**DO THIS**
Reproduce the data exactly.

*** INPUT ***

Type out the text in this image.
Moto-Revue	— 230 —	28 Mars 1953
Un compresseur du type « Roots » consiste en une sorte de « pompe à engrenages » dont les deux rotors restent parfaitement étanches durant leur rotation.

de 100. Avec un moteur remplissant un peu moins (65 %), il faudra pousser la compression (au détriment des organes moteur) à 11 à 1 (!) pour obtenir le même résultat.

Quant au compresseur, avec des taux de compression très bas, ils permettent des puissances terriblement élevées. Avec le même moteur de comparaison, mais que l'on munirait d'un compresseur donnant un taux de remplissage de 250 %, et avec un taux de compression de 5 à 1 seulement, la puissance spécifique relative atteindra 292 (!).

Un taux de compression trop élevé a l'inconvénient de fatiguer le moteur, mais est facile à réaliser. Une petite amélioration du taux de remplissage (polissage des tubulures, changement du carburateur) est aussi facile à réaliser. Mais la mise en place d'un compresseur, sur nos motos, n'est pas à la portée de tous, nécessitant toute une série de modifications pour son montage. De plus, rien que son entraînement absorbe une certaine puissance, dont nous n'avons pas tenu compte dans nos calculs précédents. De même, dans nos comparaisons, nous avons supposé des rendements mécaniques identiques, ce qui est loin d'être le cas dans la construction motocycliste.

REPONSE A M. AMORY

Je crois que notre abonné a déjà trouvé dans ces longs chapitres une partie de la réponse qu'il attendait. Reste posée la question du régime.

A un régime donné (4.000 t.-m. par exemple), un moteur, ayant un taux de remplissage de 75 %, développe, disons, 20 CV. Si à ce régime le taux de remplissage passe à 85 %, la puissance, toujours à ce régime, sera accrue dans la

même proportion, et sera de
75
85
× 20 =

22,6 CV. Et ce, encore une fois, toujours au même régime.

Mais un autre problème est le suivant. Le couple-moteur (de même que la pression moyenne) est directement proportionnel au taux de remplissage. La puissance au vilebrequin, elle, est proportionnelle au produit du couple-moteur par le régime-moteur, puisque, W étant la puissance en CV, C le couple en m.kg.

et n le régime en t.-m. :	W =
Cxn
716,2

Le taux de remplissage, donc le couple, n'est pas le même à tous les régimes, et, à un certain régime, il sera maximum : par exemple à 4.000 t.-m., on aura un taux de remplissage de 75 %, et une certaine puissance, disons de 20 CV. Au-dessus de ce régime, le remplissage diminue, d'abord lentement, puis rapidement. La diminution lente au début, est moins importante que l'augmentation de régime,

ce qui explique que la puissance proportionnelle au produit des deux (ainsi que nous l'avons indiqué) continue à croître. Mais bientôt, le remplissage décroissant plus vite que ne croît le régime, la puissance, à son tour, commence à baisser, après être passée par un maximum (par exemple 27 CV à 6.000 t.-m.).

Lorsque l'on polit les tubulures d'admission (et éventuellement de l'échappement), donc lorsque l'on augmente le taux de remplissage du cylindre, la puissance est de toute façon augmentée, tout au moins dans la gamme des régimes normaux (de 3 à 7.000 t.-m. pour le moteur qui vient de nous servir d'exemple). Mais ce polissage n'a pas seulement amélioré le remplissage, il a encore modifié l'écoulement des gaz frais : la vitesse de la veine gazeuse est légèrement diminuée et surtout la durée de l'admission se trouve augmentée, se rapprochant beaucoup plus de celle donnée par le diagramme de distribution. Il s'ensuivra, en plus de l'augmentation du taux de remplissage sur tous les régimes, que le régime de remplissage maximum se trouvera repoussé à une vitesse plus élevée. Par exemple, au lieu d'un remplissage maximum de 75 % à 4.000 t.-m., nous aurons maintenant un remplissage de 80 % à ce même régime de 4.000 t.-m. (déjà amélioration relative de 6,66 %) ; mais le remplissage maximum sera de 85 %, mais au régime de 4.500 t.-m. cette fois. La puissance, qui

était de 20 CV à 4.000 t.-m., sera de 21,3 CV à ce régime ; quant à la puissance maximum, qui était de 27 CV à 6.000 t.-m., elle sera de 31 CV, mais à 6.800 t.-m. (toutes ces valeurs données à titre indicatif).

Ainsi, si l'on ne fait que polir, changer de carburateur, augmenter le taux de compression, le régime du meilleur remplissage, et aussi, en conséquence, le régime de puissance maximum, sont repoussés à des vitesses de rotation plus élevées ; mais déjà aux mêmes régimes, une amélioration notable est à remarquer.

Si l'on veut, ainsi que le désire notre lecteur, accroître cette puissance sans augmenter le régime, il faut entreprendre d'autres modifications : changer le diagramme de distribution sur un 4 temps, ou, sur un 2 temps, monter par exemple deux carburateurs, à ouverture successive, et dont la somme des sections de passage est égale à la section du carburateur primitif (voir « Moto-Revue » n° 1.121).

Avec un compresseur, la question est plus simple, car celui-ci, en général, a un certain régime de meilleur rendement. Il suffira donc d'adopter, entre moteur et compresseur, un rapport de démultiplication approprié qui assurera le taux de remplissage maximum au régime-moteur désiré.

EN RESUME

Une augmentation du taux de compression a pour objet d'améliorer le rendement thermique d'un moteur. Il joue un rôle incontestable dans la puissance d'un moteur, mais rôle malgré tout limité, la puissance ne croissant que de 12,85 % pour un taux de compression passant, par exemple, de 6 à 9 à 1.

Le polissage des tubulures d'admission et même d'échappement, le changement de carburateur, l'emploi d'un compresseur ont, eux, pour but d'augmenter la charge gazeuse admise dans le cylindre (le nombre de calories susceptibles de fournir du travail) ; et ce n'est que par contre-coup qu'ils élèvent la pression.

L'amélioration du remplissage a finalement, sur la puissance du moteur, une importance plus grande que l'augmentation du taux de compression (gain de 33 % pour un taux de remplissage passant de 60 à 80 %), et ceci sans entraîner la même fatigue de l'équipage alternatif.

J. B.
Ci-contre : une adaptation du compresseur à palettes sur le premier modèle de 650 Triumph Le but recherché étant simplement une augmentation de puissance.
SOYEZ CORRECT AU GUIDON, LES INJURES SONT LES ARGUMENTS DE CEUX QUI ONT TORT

***

**RESULT FOR THIS TASK**
Type out the text in this image.
Moto-Revue	— 230 —	28 Mars 1953
Un compresseur du type « Roots » consiste en une sorte de « pompe à engrenages » dont les deux rotors restent parfaitement étanches durant leur rotation.

de 100. Avec un moteur remplissant un peu moins (65 %), il faudra pousser la compression (au détriment des organes moteur) à 11 à 1 (!) pour obtenir le même résultat.

Quant au compresseur, avec des taux de compression très bas, ils permettent des puissances terriblement élevées. Avec le même moteur de comparaison, mais que l'on munirait d'un compresseur donnant un taux de remplissage de 250 %, et avec un taux de compression de 5 à 1 seulement, la puissance spécifique relative atteindra 292 (!).

Un taux de compression trop élevé a l'inconvénient de fatiguer le moteur, mais est facile à réaliser. Une petite amélioration du taux de remplissage (polissage des tubulures, changement du carburateur) est aussi facile à réaliser. Mais la mise en place d'un compresseur, sur nos motos, n'est pas à la portée de tous, nécessitant toute une série de modifications pour son montage. De plus, rien que son entraînement absorbe une certaine puissance, dont nous n'avons pas tenu compte dans nos calculs précédents. De même, dans nos comparaisons, nous avons supposé des rendements mécaniques identiques, ce qui est loin d'être le cas dans la construction motocycliste.

REPONSE A M. AMORY

Je crois que notre abonné a déjà trouvé dans ces longs chapitres une partie de la réponse qu'il attendait. Reste posée la question du régime.

A un régime donné (4.000 t.-m. par exemple), un moteur, ayant un taux de remplissage de 75 %, développe, disons, 20 CV. Si à ce régime le taux de remplissage passe à 85 %, la puissance, toujours à ce régime, sera accrue dans la

même proportion, et sera de
75
85
× 20 =

22,6 CV. Et ce, encore une fois, toujours au même régime.

Mais un autre problème est le suivant. Le couple-moteur (de même que la pression moyenne) est directement proportionnel au taux de remplissage. La puissance au vilebrequin, elle, est proportionnelle au produit du couple-moteur par le régime-moteur, puisque, W étant la puissance en CV, C le couple en m.kg.

et n le régime en t.-m. :	W =
Cxn
716,2

Le taux de remplissage, donc le couple, n'est pas le même à tous les régimes, et, à un certain régime, il sera maximum : par exemple à 4.000 t.-m., on aura un taux de remplissage de 75 %, et une certaine puissance, disons de 20 CV. Au-dessus de ce régime, le remplissage diminue, d'abord lentement, puis rapidement. La diminution lente au début, est moins importante que l'augmentation de régime,

ce qui explique que la puissance proportionnelle au produit des deux (ainsi que nous l'avons indiqué) continue à croître. Mais bientôt, le remplissage décroissant plus vite que ne croît le régime, la puissance, à son tour, commence à baisser, après être passée par un maximum (par exemple 27 CV à 6.000 t.-m.).

Lorsque l'on polit les tubulures d'admission (et éventuellement de l'échappement), donc lorsque l'on augmente le taux de remplissage du cylindre, la puissance est de toute façon augmentée, tout au moins dans la gamme des régimes normaux (de 3 à 7.000 t.-m. pour le moteur qui vient de nous servir d'exemple). Mais ce polissage n'a pas seulement amélioré le remplissage, il a encore modifié l'écoulement des gaz frais : la vitesse de la veine gazeuse est légèrement diminuée et surtout la durée de l'admission se trouve augmentée, se rapprochant beaucoup plus de celle donnée par le diagramme de distribution. Il s'ensuivra, en plus de l'augmentation du taux de remplissage sur tous les régimes, que le régime de remplissage maximum se trouvera repoussé à une vitesse plus élevée. Par exemple, au lieu d'un remplissage maximum de 75 % à 4.000 t.-m., nous aurons maintenant un remplissage de 80 % à ce même régime de 4.000 t.-m. (déjà amélioration relative de 6,66 %) ; mais le remplissage maximum sera de 85 %, mais au régime de 4.500 t.-m. cette fois. La puissance, qui

était de 20 CV à 4.000 t.-m., sera de 21,3 CV à ce régime ; quant à la puissance maximum, qui était de 27 CV à 6.000 t.-m., elle sera de 31 CV, mais à 6.800 t.-m. (toutes ces valeurs données à titre indicatif).

Ainsi, si l'on ne fait que polir, changer de carburateur, augmenter le taux de compression, le régime du meilleur remplissage, et aussi, en conséquence, le régime de puissance maximum, sont repoussés à des vitesses de rotation plus élevées ; mais déjà aux mêmes régimes, une amélioration notable est à remarquer.

Si l'on veut, ainsi que le désire notre lecteur, accroître cette puissance sans augmenter le régime, il faut entreprendre d'autres modifications : changer le diagramme de distribution sur un 4 temps, ou, sur un 2 temps, monter par exemple deux carburateurs, à ouverture successive, et dont la somme des sections de passage est égale à la section du carburateur primitif (voir « Moto-Revue » n° 1.121).

Avec un compresseur, la question est plus simple, car celui-ci, en général, a un certain régime de meilleur rendement. Il suffira donc d'adopter, entre moteur et compresseur, un rapport de démultiplication approprié qui assurera le taux de remplissage maximum au régime-moteur désiré.

EN RESUME

Une augmentation du taux de compression a pour objet d'améliorer le rendement thermique d'un moteur. Il joue un rôle incontestable dans la puissance d'un moteur, mais rôle malgré tout limité, la puissance ne croissant que de 12,85 % pour un taux de compression passant, par exemple, de 6 à 9 à 1.

Le polissage des tubulures d'admission et même d'échappement, le changement de carburateur, l'emploi d'un compresseur ont, eux, pour but d'augmenter la charge gazeuse admise dans le cylindre (le nombre de calories susceptibles de fournir du travail) ; et ce n'est que par contre-coup qu'ils élèvent la pression.

L'amélioration du remplissage a finalement, sur la puissance du moteur, une importance plus grande que l'augmentation du taux de compression (gain de 33 % pour un taux de remplissage passant de 60 à 80 %), et ceci sans entraîner la même fatigue de l'équipage alternatif.

J. B.
Ci-contre : une adaptation du compresseur à palettes sur le premier modèle de 650 Triumph Le but recherché étant simplement une augmentation de puissance.
SOYEZ CORRECT AU GUIDON, LES INJURES SONT LES ARGUMENTS DE CEUX QUI ONT TORT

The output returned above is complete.